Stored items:
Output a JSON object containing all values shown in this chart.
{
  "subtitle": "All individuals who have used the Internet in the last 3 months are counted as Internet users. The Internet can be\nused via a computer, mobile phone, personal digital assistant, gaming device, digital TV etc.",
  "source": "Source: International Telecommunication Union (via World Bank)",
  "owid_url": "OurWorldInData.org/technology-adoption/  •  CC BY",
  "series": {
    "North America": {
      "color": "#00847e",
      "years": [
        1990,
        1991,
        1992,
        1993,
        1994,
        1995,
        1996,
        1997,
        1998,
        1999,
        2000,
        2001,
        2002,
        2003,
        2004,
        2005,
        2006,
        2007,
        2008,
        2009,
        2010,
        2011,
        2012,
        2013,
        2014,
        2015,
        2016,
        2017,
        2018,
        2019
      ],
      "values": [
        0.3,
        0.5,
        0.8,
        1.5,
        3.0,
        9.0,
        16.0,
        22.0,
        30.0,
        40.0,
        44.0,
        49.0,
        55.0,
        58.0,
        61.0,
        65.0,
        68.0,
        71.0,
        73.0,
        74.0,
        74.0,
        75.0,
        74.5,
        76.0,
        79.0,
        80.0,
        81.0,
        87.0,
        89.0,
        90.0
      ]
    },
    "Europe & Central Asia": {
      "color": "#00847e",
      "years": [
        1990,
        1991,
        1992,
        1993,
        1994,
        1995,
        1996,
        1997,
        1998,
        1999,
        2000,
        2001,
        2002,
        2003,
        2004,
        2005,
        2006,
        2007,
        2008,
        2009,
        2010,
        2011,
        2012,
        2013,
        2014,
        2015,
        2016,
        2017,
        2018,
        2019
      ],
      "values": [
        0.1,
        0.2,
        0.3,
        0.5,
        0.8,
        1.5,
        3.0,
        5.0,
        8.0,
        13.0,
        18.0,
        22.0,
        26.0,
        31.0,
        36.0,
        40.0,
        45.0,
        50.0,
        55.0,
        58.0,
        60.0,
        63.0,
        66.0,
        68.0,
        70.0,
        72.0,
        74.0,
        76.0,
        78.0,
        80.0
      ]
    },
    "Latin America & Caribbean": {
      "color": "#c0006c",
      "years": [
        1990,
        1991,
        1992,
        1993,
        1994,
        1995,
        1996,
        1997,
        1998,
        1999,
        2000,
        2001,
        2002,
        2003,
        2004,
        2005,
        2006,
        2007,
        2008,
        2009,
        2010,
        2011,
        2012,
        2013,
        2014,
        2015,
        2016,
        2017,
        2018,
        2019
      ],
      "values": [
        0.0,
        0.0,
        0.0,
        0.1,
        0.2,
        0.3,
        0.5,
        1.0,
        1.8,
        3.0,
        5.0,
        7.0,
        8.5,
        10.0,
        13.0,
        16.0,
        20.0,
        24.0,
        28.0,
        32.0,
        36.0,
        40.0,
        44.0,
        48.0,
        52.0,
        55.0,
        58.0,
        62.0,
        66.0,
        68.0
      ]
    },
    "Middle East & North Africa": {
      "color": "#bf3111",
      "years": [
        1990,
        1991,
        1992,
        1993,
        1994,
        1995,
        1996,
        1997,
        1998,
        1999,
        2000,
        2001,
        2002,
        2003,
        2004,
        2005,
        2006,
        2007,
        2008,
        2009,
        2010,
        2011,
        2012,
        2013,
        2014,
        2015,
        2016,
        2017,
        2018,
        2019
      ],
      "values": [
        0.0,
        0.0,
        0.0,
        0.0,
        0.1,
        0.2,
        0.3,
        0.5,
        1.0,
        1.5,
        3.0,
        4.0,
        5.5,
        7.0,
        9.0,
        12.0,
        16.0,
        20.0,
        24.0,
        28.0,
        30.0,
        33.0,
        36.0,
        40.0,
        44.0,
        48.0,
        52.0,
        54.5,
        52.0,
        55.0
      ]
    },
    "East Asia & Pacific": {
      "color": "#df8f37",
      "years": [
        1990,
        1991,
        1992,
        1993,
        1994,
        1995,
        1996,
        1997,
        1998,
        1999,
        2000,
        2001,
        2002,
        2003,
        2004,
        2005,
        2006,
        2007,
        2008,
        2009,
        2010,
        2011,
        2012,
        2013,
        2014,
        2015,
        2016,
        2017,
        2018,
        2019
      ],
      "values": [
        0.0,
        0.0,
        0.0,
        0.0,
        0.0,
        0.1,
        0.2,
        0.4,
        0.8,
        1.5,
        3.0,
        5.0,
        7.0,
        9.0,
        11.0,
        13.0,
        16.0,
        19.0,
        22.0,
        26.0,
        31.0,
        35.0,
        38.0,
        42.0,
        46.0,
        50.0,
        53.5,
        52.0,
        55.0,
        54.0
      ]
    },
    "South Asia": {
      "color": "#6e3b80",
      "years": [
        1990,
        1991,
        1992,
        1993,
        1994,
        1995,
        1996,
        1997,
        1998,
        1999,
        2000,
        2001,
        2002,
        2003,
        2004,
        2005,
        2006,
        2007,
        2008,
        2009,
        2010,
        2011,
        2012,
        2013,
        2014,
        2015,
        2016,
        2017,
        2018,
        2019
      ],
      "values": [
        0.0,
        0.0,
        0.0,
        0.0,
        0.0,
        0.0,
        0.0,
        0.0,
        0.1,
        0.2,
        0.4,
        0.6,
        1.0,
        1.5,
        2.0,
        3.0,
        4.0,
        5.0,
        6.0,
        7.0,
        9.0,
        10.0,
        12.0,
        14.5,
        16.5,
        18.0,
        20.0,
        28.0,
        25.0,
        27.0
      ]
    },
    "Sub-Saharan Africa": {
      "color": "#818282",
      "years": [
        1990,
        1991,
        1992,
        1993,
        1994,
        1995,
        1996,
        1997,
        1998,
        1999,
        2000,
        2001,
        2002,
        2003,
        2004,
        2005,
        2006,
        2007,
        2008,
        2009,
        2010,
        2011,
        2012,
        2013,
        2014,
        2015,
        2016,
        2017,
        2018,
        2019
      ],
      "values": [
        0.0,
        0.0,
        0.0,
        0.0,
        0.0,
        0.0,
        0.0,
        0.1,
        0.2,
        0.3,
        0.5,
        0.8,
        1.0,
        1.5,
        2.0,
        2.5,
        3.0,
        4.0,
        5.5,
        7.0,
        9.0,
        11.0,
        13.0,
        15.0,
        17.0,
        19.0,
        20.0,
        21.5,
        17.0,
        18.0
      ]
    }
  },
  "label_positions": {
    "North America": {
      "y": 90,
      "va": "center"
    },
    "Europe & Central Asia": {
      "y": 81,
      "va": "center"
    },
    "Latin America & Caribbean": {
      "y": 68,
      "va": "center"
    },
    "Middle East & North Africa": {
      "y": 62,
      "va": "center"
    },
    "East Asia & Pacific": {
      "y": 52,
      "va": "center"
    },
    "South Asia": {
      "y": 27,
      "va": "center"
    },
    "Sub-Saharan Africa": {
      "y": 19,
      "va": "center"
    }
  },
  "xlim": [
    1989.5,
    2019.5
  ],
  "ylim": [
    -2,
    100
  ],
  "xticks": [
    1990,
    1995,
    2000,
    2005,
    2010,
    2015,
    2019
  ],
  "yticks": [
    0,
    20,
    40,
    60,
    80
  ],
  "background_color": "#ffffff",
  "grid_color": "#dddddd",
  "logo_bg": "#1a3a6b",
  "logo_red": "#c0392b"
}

Task requirements: Every entry should be printed again exactly as written.

Task answer:
Output a JSON object containing all values shown in this chart.
{
  "subtitle": "All individuals who have used the Internet in the last 3 months are counted as Internet users. The Internet can be\nused via a computer, mobile phone, personal digital assistant, gaming device, digital TV etc.",
  "source": "Source: International Telecommunication Union (via World Bank)",
  "owid_url": "OurWorldInData.org/technology-adoption/  •  CC BY",
  "series": {
    "North America": {
      "color": "#00847e",
      "years": [
        1990,
        1991,
        1992,
        1993,
        1994,
        1995,
        1996,
        1997,
        1998,
        1999,
        2000,
        2001,
        2002,
        2003,
        2004,
        2005,
        2006,
        2007,
        2008,
        2009,
        2010,
        2011,
        2012,
        2013,
        2014,
        2015,
        2016,
        2017,
        2018,
        2019
      ],
      "values": [
        0.3,
        0.5,
        0.8,
        1.5,
        3.0,
        9.0,
        16.0,
        22.0,
        30.0,
        40.0,
        44.0,
        49.0,
        55.0,
        58.0,
        61.0,
        65.0,
        68.0,
        71.0,
        73.0,
        74.0,
        74.0,
        75.0,
        74.5,
        76.0,
        79.0,
        80.0,
        81.0,
        87.0,
        89.0,
        90.0
      ]
    },
    "Europe & Central Asia": {
      "color": "#00847e",
      "years": [
        1990,
        1991,
        1992,
        1993,
        1994,
        1995,
        1996,
        1997,
        1998,
        1999,
        2000,
        2001,
        2002,
        2003,
        2004,
        2005,
        2006,
        2007,
        2008,
        2009,
        2010,
        2011,
        2012,
        2013,
        2014,
        2015,
        2016,
        2017,
        2018,
        2019
      ],
      "values": [
        0.1,
        0.2,
        0.3,
        0.5,
        0.8,
        1.5,
        3.0,
        5.0,
        8.0,
        13.0,
        18.0,
        22.0,
        26.0,
        31.0,
        36.0,
        40.0,
        45.0,
        50.0,
        55.0,
        58.0,
        60.0,
        63.0,
        66.0,
        68.0,
        70.0,
        72.0,
        74.0,
        76.0,
        78.0,
        80.0
      ]
    },
    "Latin America & Caribbean": {
      "color": "#c0006c",
      "years": [
        1990,
        1991,
        1992,
        1993,
        1994,
        1995,
        1996,
        1997,
        1998,
        1999,
        2000,
        2001,
        2002,
        2003,
        2004,
        2005,
        2006,
        2007,
        2008,
        2009,
        2010,
        2011,
        2012,
        2013,
        2014,
        2015,
        2016,
        2017,
        2018,
        2019
      ],
      "values": [
        0.0,
        0.0,
        0.0,
        0.1,
        0.2,
        0.3,
        0.5,
        1.0,
        1.8,
        3.0,
        5.0,
        7.0,
        8.5,
        10.0,
        13.0,
        16.0,
        20.0,
        24.0,
        28.0,
        32.0,
        36.0,
        40.0,
        44.0,
        48.0,
        52.0,
        55.0,
        58.0,
        62.0,
        66.0,
        68.0
      ]
    },
    "Middle East & North Africa": {
      "color": "#bf3111",
      "years": [
        1990,
        1991,
        1992,
        1993,
        1994,
        1995,
        1996,
        1997,
        1998,
        1999,
        2000,
        2001,
        2002,
        2003,
        2004,
        2005,
        2006,
        2007,
        2008,
        2009,
        2010,
        2011,
        2012,
        2013,
        2014,
        2015,
        2016,
        2017,
        2018,
        2019
      ],
      "values": [
        0.0,
        0.0,
        0.0,
        0.0,
        0.1,
        0.2,
        0.3,
        0.5,
        1.0,
        1.5,
        3.0,
        4.0,
        5.5,
        7.0,
        9.0,
        12.0,
        16.0,
        20.0,
        24.0,
        28.0,
        30.0,
        33.0,
        36.0,
        40.0,
        44.0,
        48.0,
        52.0,
        54.5,
        52.0,
        55.0
      ]
    },
    "East Asia & Pacific": {
      "color": "#df8f37",
      "years": [
        1990,
        1991,
        1992,
        1993,
        1994,
        1995,
        1996,
        1997,
        1998,
        1999,
        2000,
        2001,
        2002,
        2003,
        2004,
        2005,
        2006,
        2007,
        2008,
        2009,
        2010,
        2011,
        2012,
        2013,
        2014,
        2015,
        2016,
        2017,
        2018,
        2019
      ],
      "values": [
        0.0,
        0.0,
        0.0,
        0.0,
        0.0,
        0.1,
        0.2,
        0.4,
        0.8,
        1.5,
        3.0,
        5.0,
        7.0,
        9.0,
        11.0,
        13.0,
        16.0,
        19.0,
        22.0,
        26.0,
        31.0,
        35.0,
        38.0,
        42.0,
        46.0,
        50.0,
        53.5,
        52.0,
        55.0,
        54.0
      ]
    },
    "South Asia": {
      "color": "#6e3b80",
      "years": [
        1990,
        1991,
        1992,
        1993,
        1994,
        1995,
        1996,
        1997,
        1998,
        1999,
        2000,
        2001,
        2002,
        2003,
        2004,
        2005,
        2006,
        2007,
        2008,
        2009,
        2010,
        2011,
        2012,
        2013,
        2014,
        2015,
        2016,
        2017,
        2018,
        2019
      ],
      "values": [
        0.0,
        0.0,
        0.0,
        0.0,
        0.0,
        0.0,
        0.0,
        0.0,
        0.1,
        0.2,
        0.4,
        0.6,
        1.0,
        1.5,
        2.0,
        3.0,
        4.0,
        5.0,
        6.0,
        7.0,
        9.0,
        10.0,
        12.0,
        14.5,
        16.5,
        18.0,
        20.0,
        28.0,
        25.0,
        27.0
      ]
    },
    "Sub-Saharan Africa": {
      "color": "#818282",
      "years": [
        1990,
        1991,
        1992,
        1993,
        1994,
        1995,
        1996,
        1997,
        1998,
        1999,
        2000,
        2001,
        2002,
        2003,
        2004,
        2005,
        2006,
        2007,
        2008,
        2009,
        2010,
        2011,
        2012,
        2013,
        2014,
        2015,
        2016,
        2017,
        2018,
        2019
      ],
      "values": [
        0.0,
        0.0,
        0.0,
        0.0,
        0.0,
        0.0,
        0.0,
        0.1,
        0.2,
        0.3,
        0.5,
        0.8,
        1.0,
        1.5,
        2.0,
        2.5,
        3.0,
        4.0,
        5.5,
        7.0,
        9.0,
        11.0,
        13.0,
        15.0,
        17.0,
        19.0,
        20.0,
        21.5,
        17.0,
        18.0
      ]
    }
  },
  "label_positions": {
    "North America": {
      "y": 90,
      "va": "center"
    },
    "Europe & Central Asia": {
      "y": 81,
      "va": "center"
    },
    "Latin America & Caribbean": {
      "y": 68,
      "va": "center"
    },
    "Middle East & North Africa": {
      "y": 62,
      "va": "center"
    },
    "East Asia & Pacific": {
      "y": 52,
      "va": "center"
    },
    "South Asia": {
      "y": 27,
      "va": "center"
    },
    "Sub-Saharan Africa": {
      "y": 19,
      "va": "center"
    }
  },
  "xlim": [
    1989.5,
    2019.5
  ],
  "ylim": [
    -2,
    100
  ],
  "xticks": [
    1990,
    1995,
    2000,
    2005,
    2010,
    2015,
    2019
  ],
  "yticks": [
    0,
    20,
    40,
    60,
    80
  ],
  "background_color": "#ffffff",
  "grid_color": "#dddddd",
  "logo_bg": "#1a3a6b",
  "logo_red": "#c0392b"
}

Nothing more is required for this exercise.